## WORK REQUIRED
Reproduce all of the data below without alteration; exclude every picture.

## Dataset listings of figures
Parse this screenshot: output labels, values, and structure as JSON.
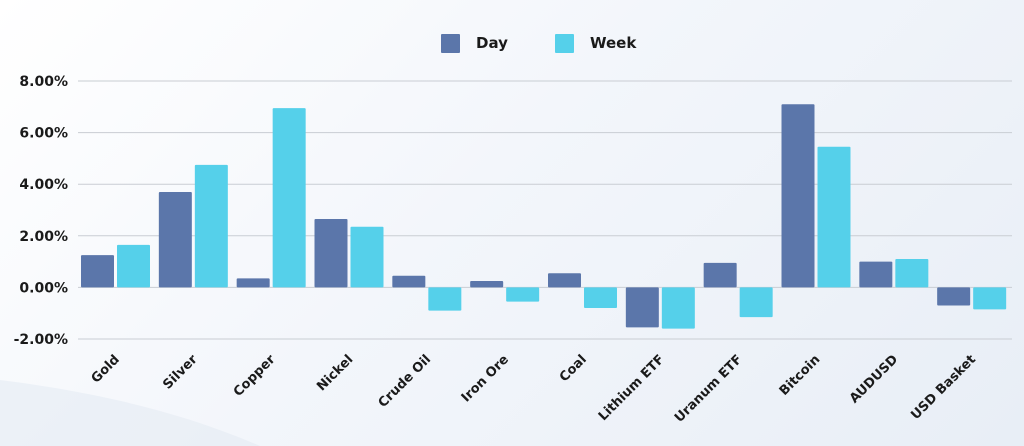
{
  "chart_data": {
    "type": "bar",
    "title": "",
    "xlabel": "",
    "ylabel": "",
    "categories": [
      "Gold",
      "Silver",
      "Copper",
      "Nickel",
      "Crude Oil",
      "Iron Ore",
      "Coal",
      "Lithium ETF",
      "Uranum ETF",
      "Bitcoin",
      "AUDUSD",
      "USD Basket"
    ],
    "series": [
      {
        "name": "Day",
        "color": "#5b76aa",
        "values": [
          1.25,
          3.7,
          0.35,
          2.65,
          0.45,
          0.25,
          0.55,
          -1.55,
          0.95,
          7.1,
          1.0,
          -0.7
        ]
      },
      {
        "name": "Week",
        "color": "#55d0ea",
        "values": [
          1.65,
          4.75,
          6.95,
          2.35,
          -0.9,
          -0.55,
          -0.8,
          -1.6,
          -1.15,
          5.45,
          1.1,
          -0.85
        ]
      }
    ],
    "ylim": [
      -2,
      8
    ],
    "yticks": [
      "-2.00%",
      "0.00%",
      "2.00%",
      "4.00%",
      "6.00%",
      "8.00%"
    ],
    "ytick_values": [
      -2,
      0,
      2,
      4,
      6,
      8
    ],
    "grid": true,
    "legend_position": "top-center"
  }
}
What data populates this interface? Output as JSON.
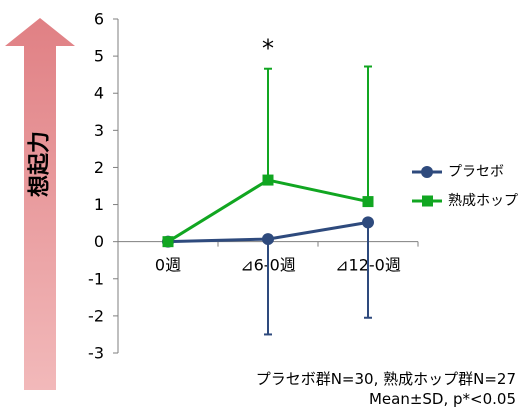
{
  "chart_data": {
    "type": "line",
    "categories": [
      "0週",
      "⊿6-0週",
      "⊿12-0週"
    ],
    "ylim": [
      -3,
      6
    ],
    "yticks": [
      6,
      5,
      4,
      3,
      2,
      1,
      0,
      -1,
      -2,
      -3
    ],
    "ylabel": "想起力",
    "series": [
      {
        "name": "プラセボ",
        "color": "#2E4A7D",
        "marker": "circle",
        "values": [
          0,
          0.07,
          0.52
        ],
        "error_upper": [
          null,
          null,
          null
        ],
        "error_lower": [
          null,
          2.57,
          2.57
        ]
      },
      {
        "name": "熟成ホップ",
        "color": "#11A621",
        "marker": "square",
        "values": [
          0,
          1.66,
          1.08
        ],
        "error_upper": [
          null,
          3.0,
          3.64
        ],
        "error_lower": [
          null,
          null,
          null
        ]
      }
    ],
    "annotations": [
      {
        "text": "*",
        "category_index": 1,
        "y": 5.2
      }
    ],
    "legend_position": "right",
    "grid": false,
    "footnote_line1": "プラセボ群N=30, 熟成ホップ群N=27",
    "footnote_line2": "Mean±SD, p*<0.05",
    "arrow_color": "#E89396"
  }
}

## TASK OUTPUT
Parse this screenshot: output labels, values, and structure as JSON.
{
  "chart_data": {
    "type": "bar",
    "title": "",
    "xlabel": "",
    "ylabel": "",
    "categories": [
      "Gold",
      "Silver",
      "Copper",
      "Nickel",
      "Crude Oil",
      "Iron Ore",
      "Coal",
      "Lithium ETF",
      "Uranum ETF",
      "Bitcoin",
      "AUDUSD",
      "USD Basket"
    ],
    "series": [
      {
        "name": "Day",
        "color": "#5b76aa",
        "values": [
          1.25,
          3.7,
          0.35,
          2.65,
          0.45,
          0.25,
          0.55,
          -1.55,
          0.95,
          7.1,
          1.0,
          -0.7
        ]
      },
      {
        "name": "Week",
        "color": "#55d0ea",
        "values": [
          1.65,
          4.75,
          6.95,
          2.35,
          -0.9,
          -0.55,
          -0.8,
          -1.6,
          -1.15,
          5.45,
          1.1,
          -0.85
        ]
      }
    ],
    "ylim": [
      -2,
      8
    ],
    "yticks": [
      "-2.00%",
      "0.00%",
      "2.00%",
      "4.00%",
      "6.00%",
      "8.00%"
    ],
    "ytick_values": [
      -2,
      0,
      2,
      4,
      6,
      8
    ],
    "grid": true,
    "legend_position": "top-center"
  }
}
What data populates this interface? Output as JSON.
{
  "chart_data": {
    "type": "line",
    "categories": [
      "0週",
      "⊿6-0週",
      "⊿12-0週"
    ],
    "ylim": [
      -3,
      6
    ],
    "yticks": [
      6,
      5,
      4,
      3,
      2,
      1,
      0,
      -1,
      -2,
      -3
    ],
    "ylabel": "想起力",
    "series": [
      {
        "name": "プラセボ",
        "color": "#2E4A7D",
        "marker": "circle",
        "values": [
          0,
          0.07,
          0.52
        ],
        "error_upper": [
          null,
          null,
          null
        ],
        "error_lower": [
          null,
          2.57,
          2.57
        ]
      },
      {
        "name": "熟成ホップ",
        "color": "#11A621",
        "marker": "square",
        "values": [
          0,
          1.66,
          1.08
        ],
        "error_upper": [
          null,
          3.0,
          3.64
        ],
        "error_lower": [
          null,
          null,
          null
        ]
      }
    ],
    "annotations": [
      {
        "text": "*",
        "category_index": 1,
        "y": 5.2
      }
    ],
    "legend_position": "right",
    "grid": false,
    "footnote_line1": "プラセボ群N=30, 熟成ホップ群N=27",
    "footnote_line2": "Mean±SD, p*<0.05",
    "arrow_color": "#E89396"
  }
}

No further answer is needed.